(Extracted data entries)
+ + +

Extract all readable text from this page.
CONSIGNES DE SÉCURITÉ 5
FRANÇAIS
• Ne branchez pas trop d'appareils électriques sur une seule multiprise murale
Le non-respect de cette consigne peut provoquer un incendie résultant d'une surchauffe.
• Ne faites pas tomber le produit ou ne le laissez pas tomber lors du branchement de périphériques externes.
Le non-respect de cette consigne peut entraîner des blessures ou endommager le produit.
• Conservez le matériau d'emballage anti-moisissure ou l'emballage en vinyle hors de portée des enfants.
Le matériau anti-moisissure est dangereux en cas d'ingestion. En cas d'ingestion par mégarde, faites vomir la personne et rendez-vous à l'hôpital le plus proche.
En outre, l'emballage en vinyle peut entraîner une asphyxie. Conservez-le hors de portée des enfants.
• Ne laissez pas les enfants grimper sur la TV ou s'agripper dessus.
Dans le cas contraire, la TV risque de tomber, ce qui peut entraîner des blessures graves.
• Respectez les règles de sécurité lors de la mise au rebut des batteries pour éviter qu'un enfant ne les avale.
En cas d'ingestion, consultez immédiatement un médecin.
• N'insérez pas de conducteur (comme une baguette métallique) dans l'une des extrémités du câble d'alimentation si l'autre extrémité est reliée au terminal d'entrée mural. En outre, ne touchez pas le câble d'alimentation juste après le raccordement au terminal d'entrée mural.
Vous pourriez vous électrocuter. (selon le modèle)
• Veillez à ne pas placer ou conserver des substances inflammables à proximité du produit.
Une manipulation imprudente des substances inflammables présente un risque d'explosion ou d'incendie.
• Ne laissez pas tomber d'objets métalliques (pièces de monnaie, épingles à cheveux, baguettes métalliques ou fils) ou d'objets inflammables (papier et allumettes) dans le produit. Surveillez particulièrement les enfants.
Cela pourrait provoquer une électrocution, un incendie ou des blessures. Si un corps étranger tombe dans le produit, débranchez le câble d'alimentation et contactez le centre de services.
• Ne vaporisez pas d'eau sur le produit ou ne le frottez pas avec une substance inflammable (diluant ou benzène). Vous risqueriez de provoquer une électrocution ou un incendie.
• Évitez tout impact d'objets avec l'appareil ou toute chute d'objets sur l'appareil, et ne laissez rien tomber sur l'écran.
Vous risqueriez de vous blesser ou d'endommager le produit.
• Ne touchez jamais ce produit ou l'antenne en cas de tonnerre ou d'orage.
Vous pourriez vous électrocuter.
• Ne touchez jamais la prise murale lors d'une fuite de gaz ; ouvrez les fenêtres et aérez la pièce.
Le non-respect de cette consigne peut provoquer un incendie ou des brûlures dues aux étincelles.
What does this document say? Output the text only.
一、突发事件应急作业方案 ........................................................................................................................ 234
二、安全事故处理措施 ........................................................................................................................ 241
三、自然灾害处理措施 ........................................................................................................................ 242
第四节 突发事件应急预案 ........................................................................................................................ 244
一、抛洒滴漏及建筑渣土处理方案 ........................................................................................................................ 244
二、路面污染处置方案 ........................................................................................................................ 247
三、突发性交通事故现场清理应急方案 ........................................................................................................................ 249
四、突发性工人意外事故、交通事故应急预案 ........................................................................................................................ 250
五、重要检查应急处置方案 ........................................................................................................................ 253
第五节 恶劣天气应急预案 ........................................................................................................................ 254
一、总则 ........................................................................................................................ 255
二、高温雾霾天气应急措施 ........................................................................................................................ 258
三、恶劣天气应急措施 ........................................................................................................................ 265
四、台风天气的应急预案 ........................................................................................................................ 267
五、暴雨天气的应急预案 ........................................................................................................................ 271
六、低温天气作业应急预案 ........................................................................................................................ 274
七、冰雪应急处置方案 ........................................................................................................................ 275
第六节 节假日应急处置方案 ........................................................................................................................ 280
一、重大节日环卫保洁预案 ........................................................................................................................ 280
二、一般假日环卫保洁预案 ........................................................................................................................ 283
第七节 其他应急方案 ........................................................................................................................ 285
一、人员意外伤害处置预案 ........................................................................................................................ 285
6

+ + +

All of the entries need to be reproduced exactly; please write them out.

In response —
Extract all readable text from this page.
CONSIGNES DE SÉCURITÉ 5
FRANÇAIS
• Ne branchez pas trop d'appareils électriques sur une seule multiprise murale
Le non-respect de cette consigne peut provoquer un incendie résultant d'une surchauffe.
• Ne faites pas tomber le produit ou ne le laissez pas tomber lors du branchement de périphériques externes.
Le non-respect de cette consigne peut entraîner des blessures ou endommager le produit.
• Conservez le matériau d'emballage anti-moisissure ou l'emballage en vinyle hors de portée des enfants.
Le matériau anti-moisissure est dangereux en cas d'ingestion. En cas d'ingestion par mégarde, faites vomir la personne et rendez-vous à l'hôpital le plus proche.
En outre, l'emballage en vinyle peut entraîner une asphyxie. Conservez-le hors de portée des enfants.
• Ne laissez pas les enfants grimper sur la TV ou s'agripper dessus.
Dans le cas contraire, la TV risque de tomber, ce qui peut entraîner des blessures graves.
• Respectez les règles de sécurité lors de la mise au rebut des batteries pour éviter qu'un enfant ne les avale.
En cas d'ingestion, consultez immédiatement un médecin.
• N'insérez pas de conducteur (comme une baguette métallique) dans l'une des extrémités du câble d'alimentation si l'autre extrémité est reliée au terminal d'entrée mural. En outre, ne touchez pas le câble d'alimentation juste après le raccordement au terminal d'entrée mural.
Vous pourriez vous électrocuter. (selon le modèle)
• Veillez à ne pas placer ou conserver des substances inflammables à proximité du produit.
Une manipulation imprudente des substances inflammables présente un risque d'explosion ou d'incendie.
• Ne laissez pas tomber d'objets métalliques (pièces de monnaie, épingles à cheveux, baguettes métalliques ou fils) ou d'objets inflammables (papier et allumettes) dans le produit. Surveillez particulièrement les enfants.
Cela pourrait provoquer une électrocution, un incendie ou des blessures. Si un corps étranger tombe dans le produit, débranchez le câble d'alimentation et contactez le centre de services.
• Ne vaporisez pas d'eau sur le produit ou ne le frottez pas avec une substance inflammable (diluant ou benzène). Vous risqueriez de provoquer une électrocution ou un incendie.
• Évitez tout impact d'objets avec l'appareil ou toute chute d'objets sur l'appareil, et ne laissez rien tomber sur l'écran.
Vous risqueriez de vous blesser ou d'endommager le produit.
• Ne touchez jamais ce produit ou l'antenne en cas de tonnerre ou d'orage.
Vous pourriez vous électrocuter.
• Ne touchez jamais la prise murale lors d'une fuite de gaz ; ouvrez les fenêtres et aérez la pièce.
Le non-respect de cette consigne peut provoquer un incendie ou des brûlures dues aux étincelles.
What does this document say? Output the text only.
一、突发事件应急作业方案 ........................................................................................................................ 234
二、安全事故处理措施 ........................................................................................................................ 241
三、自然灾害处理措施 ........................................................................................................................ 242
第四节 突发事件应急预案 ........................................................................................................................ 244
一、抛洒滴漏及建筑渣土处理方案 ........................................................................................................................ 244
二、路面污染处置方案 ........................................................................................................................ 247
三、突发性交通事故现场清理应急方案 ........................................................................................................................ 249
四、突发性工人意外事故、交通事故应急预案 ........................................................................................................................ 250
五、重要检查应急处置方案 ........................................................................................................................ 253
第五节 恶劣天气应急预案 ........................................................................................................................ 254
一、总则 ........................................................................................................................ 255
二、高温雾霾天气应急措施 ........................................................................................................................ 258
三、恶劣天气应急措施 ........................................................................................................................ 265
四、台风天气的应急预案 ........................................................................................................................ 267
五、暴雨天气的应急预案 ........................................................................................................................ 271
六、低温天气作业应急预案 ........................................................................................................................ 274
七、冰雪应急处置方案 ........................................................................................................................ 275
第六节 节假日应急处置方案 ........................................................................................................................ 280
一、重大节日环卫保洁预案 ........................................................................................................................ 280
二、一般假日环卫保洁预案 ........................................................................................................................ 283
第七节 其他应急方案 ........................................................................................................................ 285
一、人员意外伤害处置预案 ........................................................................................................................ 285
6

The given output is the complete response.